Begin Entries supplied
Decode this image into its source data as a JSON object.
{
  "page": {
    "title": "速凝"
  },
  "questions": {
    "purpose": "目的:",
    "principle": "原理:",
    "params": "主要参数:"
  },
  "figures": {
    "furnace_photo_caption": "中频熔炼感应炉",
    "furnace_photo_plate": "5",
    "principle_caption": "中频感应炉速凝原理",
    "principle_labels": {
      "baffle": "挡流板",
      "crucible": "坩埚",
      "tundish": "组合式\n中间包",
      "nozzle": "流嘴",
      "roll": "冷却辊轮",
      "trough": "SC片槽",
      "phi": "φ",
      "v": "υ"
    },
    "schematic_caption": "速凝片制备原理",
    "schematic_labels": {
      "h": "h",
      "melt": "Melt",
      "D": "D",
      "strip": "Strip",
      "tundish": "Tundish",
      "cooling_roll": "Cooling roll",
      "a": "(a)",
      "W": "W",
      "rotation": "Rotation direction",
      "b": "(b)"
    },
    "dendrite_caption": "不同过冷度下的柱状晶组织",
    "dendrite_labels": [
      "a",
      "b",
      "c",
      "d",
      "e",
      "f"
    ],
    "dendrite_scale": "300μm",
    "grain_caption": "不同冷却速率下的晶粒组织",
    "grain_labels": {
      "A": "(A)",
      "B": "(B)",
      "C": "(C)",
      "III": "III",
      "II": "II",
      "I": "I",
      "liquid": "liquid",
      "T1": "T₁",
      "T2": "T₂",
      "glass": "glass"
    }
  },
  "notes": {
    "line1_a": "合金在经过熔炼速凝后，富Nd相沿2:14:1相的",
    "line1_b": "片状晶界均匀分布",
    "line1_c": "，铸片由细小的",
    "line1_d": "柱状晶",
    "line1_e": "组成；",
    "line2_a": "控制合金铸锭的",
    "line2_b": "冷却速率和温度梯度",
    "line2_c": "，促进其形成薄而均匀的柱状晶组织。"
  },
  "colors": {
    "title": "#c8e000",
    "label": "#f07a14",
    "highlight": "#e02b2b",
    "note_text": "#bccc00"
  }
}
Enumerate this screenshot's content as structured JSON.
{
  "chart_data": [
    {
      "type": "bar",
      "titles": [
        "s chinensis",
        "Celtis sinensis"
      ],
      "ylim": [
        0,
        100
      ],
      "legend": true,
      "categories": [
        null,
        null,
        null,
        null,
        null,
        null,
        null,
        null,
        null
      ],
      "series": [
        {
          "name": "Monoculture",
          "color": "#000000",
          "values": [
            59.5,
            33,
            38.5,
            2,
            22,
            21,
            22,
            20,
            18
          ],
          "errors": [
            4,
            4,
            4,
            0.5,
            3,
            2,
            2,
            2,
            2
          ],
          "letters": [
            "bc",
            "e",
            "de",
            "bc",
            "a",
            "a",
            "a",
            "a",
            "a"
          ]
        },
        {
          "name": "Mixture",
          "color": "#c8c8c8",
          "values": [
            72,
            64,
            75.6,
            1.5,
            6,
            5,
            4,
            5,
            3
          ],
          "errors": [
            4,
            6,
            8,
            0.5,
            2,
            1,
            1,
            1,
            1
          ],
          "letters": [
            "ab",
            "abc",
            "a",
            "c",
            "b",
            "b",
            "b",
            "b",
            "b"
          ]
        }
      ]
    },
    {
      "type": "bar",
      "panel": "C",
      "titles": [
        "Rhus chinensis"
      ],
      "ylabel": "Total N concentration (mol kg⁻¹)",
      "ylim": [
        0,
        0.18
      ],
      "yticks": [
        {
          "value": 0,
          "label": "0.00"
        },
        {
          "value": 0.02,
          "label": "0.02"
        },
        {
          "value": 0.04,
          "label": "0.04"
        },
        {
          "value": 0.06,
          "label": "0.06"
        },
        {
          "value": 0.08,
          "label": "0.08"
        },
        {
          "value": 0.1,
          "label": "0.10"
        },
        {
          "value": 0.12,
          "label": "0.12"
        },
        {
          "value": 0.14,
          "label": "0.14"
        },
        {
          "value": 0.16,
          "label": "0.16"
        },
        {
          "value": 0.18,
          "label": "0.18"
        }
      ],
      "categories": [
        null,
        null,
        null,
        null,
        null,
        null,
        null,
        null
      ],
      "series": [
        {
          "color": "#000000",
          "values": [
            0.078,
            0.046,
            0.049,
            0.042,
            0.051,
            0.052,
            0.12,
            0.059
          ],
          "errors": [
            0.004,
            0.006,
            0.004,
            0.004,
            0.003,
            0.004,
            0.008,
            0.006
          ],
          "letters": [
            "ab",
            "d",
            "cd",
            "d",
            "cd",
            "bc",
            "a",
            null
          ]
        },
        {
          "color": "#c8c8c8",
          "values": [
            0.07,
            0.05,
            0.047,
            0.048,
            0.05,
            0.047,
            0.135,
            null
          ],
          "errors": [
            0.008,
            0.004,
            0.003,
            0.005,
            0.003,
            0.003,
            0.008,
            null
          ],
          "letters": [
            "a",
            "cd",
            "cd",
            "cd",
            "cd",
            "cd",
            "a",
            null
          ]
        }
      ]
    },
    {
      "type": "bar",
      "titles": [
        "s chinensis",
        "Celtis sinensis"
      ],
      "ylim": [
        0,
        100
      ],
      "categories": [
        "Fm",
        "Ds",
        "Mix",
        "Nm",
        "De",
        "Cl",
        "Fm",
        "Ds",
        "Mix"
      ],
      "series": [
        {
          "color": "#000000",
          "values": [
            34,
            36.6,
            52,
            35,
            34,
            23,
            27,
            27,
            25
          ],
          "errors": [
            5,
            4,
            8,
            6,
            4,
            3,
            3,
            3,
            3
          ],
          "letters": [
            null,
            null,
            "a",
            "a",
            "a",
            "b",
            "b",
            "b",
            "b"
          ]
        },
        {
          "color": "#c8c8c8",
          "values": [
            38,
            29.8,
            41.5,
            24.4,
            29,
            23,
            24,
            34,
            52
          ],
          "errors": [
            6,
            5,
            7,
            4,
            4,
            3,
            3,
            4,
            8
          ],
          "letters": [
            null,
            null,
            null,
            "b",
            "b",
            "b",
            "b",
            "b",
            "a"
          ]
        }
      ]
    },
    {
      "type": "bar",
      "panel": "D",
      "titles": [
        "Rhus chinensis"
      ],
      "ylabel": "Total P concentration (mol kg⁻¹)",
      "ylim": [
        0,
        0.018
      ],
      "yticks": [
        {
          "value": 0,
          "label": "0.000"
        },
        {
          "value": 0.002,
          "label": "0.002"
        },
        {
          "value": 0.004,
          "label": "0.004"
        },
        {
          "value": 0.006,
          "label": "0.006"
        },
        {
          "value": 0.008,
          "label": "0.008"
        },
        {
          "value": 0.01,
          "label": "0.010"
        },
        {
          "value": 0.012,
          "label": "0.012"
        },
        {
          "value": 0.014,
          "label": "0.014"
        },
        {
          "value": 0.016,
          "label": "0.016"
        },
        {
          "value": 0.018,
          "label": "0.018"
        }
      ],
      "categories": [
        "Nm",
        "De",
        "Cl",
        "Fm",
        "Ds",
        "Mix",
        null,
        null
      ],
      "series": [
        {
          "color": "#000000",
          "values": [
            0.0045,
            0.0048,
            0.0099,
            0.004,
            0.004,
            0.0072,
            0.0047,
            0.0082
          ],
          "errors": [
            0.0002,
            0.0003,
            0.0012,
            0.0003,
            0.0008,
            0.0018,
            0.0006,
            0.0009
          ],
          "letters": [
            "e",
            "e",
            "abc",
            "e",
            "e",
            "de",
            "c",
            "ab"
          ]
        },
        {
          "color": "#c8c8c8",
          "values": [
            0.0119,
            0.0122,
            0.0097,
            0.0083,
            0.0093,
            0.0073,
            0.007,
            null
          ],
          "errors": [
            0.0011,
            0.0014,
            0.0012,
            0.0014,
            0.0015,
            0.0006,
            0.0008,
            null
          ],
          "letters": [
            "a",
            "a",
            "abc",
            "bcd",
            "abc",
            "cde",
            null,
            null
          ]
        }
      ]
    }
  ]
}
End Entries supplied
Task description: Only a number is wanted: how many lines of the material above hold "ylabel"?

Solution to this task: 2